> [Work to be completed] Below is the data. Give it again, complete and exact.

-.-.-

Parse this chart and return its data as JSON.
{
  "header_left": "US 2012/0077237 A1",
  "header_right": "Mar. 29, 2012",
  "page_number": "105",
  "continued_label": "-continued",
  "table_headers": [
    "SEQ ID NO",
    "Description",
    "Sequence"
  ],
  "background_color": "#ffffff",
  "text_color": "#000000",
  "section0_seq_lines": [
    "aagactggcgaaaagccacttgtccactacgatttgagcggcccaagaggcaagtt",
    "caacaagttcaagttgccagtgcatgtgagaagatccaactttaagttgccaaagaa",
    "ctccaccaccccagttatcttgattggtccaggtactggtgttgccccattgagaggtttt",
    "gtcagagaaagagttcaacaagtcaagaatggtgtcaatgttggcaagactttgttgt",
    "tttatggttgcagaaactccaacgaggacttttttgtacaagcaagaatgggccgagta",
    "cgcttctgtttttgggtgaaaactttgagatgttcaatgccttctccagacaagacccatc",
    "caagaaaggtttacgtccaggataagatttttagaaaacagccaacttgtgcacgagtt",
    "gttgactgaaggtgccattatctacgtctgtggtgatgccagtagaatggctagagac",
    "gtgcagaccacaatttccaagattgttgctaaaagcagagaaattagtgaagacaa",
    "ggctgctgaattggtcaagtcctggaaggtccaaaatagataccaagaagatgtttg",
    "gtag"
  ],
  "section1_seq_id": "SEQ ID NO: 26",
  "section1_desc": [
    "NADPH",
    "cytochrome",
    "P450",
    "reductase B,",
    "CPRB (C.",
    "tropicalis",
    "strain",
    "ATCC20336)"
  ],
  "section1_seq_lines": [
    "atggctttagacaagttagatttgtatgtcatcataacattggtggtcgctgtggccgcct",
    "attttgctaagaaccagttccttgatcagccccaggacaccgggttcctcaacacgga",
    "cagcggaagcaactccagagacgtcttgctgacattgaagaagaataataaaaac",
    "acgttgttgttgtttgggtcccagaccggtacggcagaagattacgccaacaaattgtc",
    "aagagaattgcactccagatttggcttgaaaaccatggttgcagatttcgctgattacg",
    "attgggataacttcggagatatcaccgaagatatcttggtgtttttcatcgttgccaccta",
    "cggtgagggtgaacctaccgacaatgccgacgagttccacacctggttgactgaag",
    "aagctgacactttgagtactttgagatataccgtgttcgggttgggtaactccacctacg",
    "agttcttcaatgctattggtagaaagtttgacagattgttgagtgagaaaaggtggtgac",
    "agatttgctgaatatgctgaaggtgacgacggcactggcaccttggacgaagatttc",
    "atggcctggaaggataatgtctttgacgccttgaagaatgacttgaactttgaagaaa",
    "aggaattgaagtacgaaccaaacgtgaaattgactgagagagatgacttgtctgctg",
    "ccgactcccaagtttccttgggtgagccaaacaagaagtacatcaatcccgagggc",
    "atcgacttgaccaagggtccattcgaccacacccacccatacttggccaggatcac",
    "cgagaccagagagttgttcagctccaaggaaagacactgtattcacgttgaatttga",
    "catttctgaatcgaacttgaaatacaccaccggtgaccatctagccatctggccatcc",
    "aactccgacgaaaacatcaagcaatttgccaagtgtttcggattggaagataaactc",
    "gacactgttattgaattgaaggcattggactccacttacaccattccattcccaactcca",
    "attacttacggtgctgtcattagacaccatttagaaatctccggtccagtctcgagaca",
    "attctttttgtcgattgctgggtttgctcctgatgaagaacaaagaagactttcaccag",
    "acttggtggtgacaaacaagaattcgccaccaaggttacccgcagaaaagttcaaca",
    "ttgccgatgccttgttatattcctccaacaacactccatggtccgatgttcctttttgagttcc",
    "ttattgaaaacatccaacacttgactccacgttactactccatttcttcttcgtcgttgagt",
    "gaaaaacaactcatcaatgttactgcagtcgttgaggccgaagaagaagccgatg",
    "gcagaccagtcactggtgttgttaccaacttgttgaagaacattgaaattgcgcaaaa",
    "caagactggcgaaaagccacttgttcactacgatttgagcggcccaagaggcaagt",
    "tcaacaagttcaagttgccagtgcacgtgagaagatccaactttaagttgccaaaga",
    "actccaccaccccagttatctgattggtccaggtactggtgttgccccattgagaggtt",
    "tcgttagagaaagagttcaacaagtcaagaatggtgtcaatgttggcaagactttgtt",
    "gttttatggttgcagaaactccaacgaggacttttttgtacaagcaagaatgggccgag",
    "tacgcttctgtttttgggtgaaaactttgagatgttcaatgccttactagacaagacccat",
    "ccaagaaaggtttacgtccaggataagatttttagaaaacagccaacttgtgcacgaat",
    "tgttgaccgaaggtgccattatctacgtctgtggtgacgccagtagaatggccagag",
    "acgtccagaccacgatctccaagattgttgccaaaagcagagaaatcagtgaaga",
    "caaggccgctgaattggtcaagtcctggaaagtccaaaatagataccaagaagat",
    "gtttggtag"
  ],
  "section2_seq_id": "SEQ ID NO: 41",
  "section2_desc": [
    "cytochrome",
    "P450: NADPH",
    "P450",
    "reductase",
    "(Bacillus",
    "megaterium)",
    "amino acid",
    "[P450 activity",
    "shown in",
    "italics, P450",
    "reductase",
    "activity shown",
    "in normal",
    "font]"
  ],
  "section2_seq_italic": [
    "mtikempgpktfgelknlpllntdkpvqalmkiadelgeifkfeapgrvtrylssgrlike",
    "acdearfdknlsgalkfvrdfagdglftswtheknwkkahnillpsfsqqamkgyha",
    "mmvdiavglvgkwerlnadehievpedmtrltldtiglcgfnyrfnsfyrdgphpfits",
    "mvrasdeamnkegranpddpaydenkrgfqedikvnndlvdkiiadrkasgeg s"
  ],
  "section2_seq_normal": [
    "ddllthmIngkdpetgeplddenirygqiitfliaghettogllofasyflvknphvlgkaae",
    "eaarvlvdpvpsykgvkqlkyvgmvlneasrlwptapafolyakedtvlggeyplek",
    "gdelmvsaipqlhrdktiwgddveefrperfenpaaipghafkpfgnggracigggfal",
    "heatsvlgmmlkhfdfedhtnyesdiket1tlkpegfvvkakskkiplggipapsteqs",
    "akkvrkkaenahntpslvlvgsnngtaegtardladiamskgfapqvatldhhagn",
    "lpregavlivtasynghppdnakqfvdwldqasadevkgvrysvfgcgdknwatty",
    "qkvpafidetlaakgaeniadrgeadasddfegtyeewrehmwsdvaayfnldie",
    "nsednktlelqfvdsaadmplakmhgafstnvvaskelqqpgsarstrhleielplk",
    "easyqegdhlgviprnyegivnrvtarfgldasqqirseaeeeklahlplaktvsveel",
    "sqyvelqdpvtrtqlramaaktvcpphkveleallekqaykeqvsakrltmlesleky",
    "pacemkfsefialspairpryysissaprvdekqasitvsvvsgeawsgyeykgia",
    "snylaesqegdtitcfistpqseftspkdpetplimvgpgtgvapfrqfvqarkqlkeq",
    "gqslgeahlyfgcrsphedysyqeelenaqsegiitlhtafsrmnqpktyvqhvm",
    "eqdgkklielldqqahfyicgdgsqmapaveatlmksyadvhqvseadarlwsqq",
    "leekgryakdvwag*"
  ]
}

-.-.-

> [Answer for this exercise]
Parse this chart and return its data as JSON.
{
  "header_left": "US 2012/0077237 A1",
  "header_right": "Mar. 29, 2012",
  "page_number": "105",
  "continued_label": "-continued",
  "table_headers": [
    "SEQ ID NO",
    "Description",
    "Sequence"
  ],
  "background_color": "#ffffff",
  "text_color": "#000000",
  "section0_seq_lines": [
    "aagactggcgaaaagccacttgtccactacgatttgagcggcccaagaggcaagtt",
    "caacaagttcaagttgccagtgcatgtgagaagatccaactttaagttgccaaagaa",
    "ctccaccaccccagttatcttgattggtccaggtactggtgttgccccattgagaggtttt",
    "gtcagagaaagagttcaacaagtcaagaatggtgtcaatgttggcaagactttgttgt",
    "tttatggttgcagaaactccaacgaggacttttttgtacaagcaagaatgggccgagta",
    "cgcttctgtttttgggtgaaaactttgagatgttcaatgccttctccagacaagacccatc",
    "caagaaaggtttacgtccaggataagatttttagaaaacagccaacttgtgcacgagtt",
    "gttgactgaaggtgccattatctacgtctgtggtgatgccagtagaatggctagagac",
    "gtgcagaccacaatttccaagattgttgctaaaagcagagaaattagtgaagacaa",
    "ggctgctgaattggtcaagtcctggaaggtccaaaatagataccaagaagatgtttg",
    "gtag"
  ],
  "section1_seq_id": "SEQ ID NO: 26",
  "section1_desc": [
    "NADPH",
    "cytochrome",
    "P450",
    "reductase B,",
    "CPRB (C.",
    "tropicalis",
    "strain",
    "ATCC20336)"
  ],
  "section1_seq_lines": [
    "atggctttagacaagttagatttgtatgtcatcataacattggtggtcgctgtggccgcct",
    "attttgctaagaaccagttccttgatcagccccaggacaccgggttcctcaacacgga",
    "cagcggaagcaactccagagacgtcttgctgacattgaagaagaataataaaaac",
    "acgttgttgttgtttgggtcccagaccggtacggcagaagattacgccaacaaattgtc",
    "aagagaattgcactccagatttggcttgaaaaccatggttgcagatttcgctgattacg",
    "attgggataacttcggagatatcaccgaagatatcttggtgtttttcatcgttgccaccta",
    "cggtgagggtgaacctaccgacaatgccgacgagttccacacctggttgactgaag",
    "aagctgacactttgagtactttgagatataccgtgttcgggttgggtaactccacctacg",
    "agttcttcaatgctattggtagaaagtttgacagattgttgagtgagaaaaggtggtgac",
    "agatttgctgaatatgctgaaggtgacgacggcactggcaccttggacgaagatttc",
    "atggcctggaaggataatgtctttgacgccttgaagaatgacttgaactttgaagaaa",
    "aggaattgaagtacgaaccaaacgtgaaattgactgagagagatgacttgtctgctg",
    "ccgactcccaagtttccttgggtgagccaaacaagaagtacatcaatcccgagggc",
    "atcgacttgaccaagggtccattcgaccacacccacccatacttggccaggatcac",
    "cgagaccagagagttgttcagctccaaggaaagacactgtattcacgttgaatttga",
    "catttctgaatcgaacttgaaatacaccaccggtgaccatctagccatctggccatcc",
    "aactccgacgaaaacatcaagcaatttgccaagtgtttcggattggaagataaactc",
    "gacactgttattgaattgaaggcattggactccacttacaccattccattcccaactcca",
    "attacttacggtgctgtcattagacaccatttagaaatctccggtccagtctcgagaca",
    "attctttttgtcgattgctgggtttgctcctgatgaagaacaaagaagactttcaccag",
    "acttggtggtgacaaacaagaattcgccaccaaggttacccgcagaaaagttcaaca",
    "ttgccgatgccttgttatattcctccaacaacactccatggtccgatgttcctttttgagttcc",
    "ttattgaaaacatccaacacttgactccacgttactactccatttcttcttcgtcgttgagt",
    "gaaaaacaactcatcaatgttactgcagtcgttgaggccgaagaagaagccgatg",
    "gcagaccagtcactggtgttgttaccaacttgttgaagaacattgaaattgcgcaaaa",
    "caagactggcgaaaagccacttgttcactacgatttgagcggcccaagaggcaagt",
    "tcaacaagttcaagttgccagtgcacgtgagaagatccaactttaagttgccaaaga",
    "actccaccaccccagttatctgattggtccaggtactggtgttgccccattgagaggtt",
    "tcgttagagaaagagttcaacaagtcaagaatggtgtcaatgttggcaagactttgtt",
    "gttttatggttgcagaaactccaacgaggacttttttgtacaagcaagaatgggccgag",
    "tacgcttctgtttttgggtgaaaactttgagatgttcaatgccttactagacaagacccat",
    "ccaagaaaggtttacgtccaggataagatttttagaaaacagccaacttgtgcacgaat",
    "tgttgaccgaaggtgccattatctacgtctgtggtgacgccagtagaatggccagag",
    "acgtccagaccacgatctccaagattgttgccaaaagcagagaaatcagtgaaga",
    "caaggccgctgaattggtcaagtcctggaaagtccaaaatagataccaagaagat",
    "gtttggtag"
  ],
  "section2_seq_id": "SEQ ID NO: 41",
  "section2_desc": [
    "cytochrome",
    "P450: NADPH",
    "P450",
    "reductase",
    "(Bacillus",
    "megaterium)",
    "amino acid",
    "[P450 activity",
    "shown in",
    "italics, P450",
    "reductase",
    "activity shown",
    "in normal",
    "font]"
  ],
  "section2_seq_italic": [
    "mtikempgpktfgelknlpllntdkpvqalmkiadelgeifkfeapgrvtrylssgrlike",
    "acdearfdknlsgalkfvrdfagdglftswtheknwkkahnillpsfsqqamkgyha",
    "mmvdiavglvgkwerlnadehievpedmtrltldtiglcgfnyrfnsfyrdgphpfits",
    "mvrasdeamnkegranpddpaydenkrgfqedikvnndlvdkiiadrkasgeg s"
  ],
  "section2_seq_normal": [
    "ddllthmIngkdpetgeplddenirygqiitfliaghettogllofasyflvknphvlgkaae",
    "eaarvlvdpvpsykgvkqlkyvgmvlneasrlwptapafolyakedtvlggeyplek",
    "gdelmvsaipqlhrdktiwgddveefrperfenpaaipghafkpfgnggracigggfal",
    "heatsvlgmmlkhfdfedhtnyesdiket1tlkpegfvvkakskkiplggipapsteqs",
    "akkvrkkaenahntpslvlvgsnngtaegtardladiamskgfapqvatldhhagn",
    "lpregavlivtasynghppdnakqfvdwldqasadevkgvrysvfgcgdknwatty",
    "qkvpafidetlaakgaeniadrgeadasddfegtyeewrehmwsdvaayfnldie",
    "nsednktlelqfvdsaadmplakmhgafstnvvaskelqqpgsarstrhleielplk",
    "easyqegdhlgviprnyegivnrvtarfgldasqqirseaeeeklahlplaktvsveel",
    "sqyvelqdpvtrtqlramaaktvcpphkveleallekqaykeqvsakrltmlesleky",
    "pacemkfsefialspairpryysissaprvdekqasitvsvvsgeawsgyeykgia",
    "snylaesqegdtitcfistpqseftspkdpetplimvgpgtgvapfrqfvqarkqlkeq",
    "gqslgeahlyfgcrsphedysyqeelenaqsegiitlhtafsrmnqpktyvqhvm",
    "eqdgkklielldqqahfyicgdgsqmapaveatlmksyadvhqvseadarlwsqq",
    "leekgryakdvwag*"
  ]
}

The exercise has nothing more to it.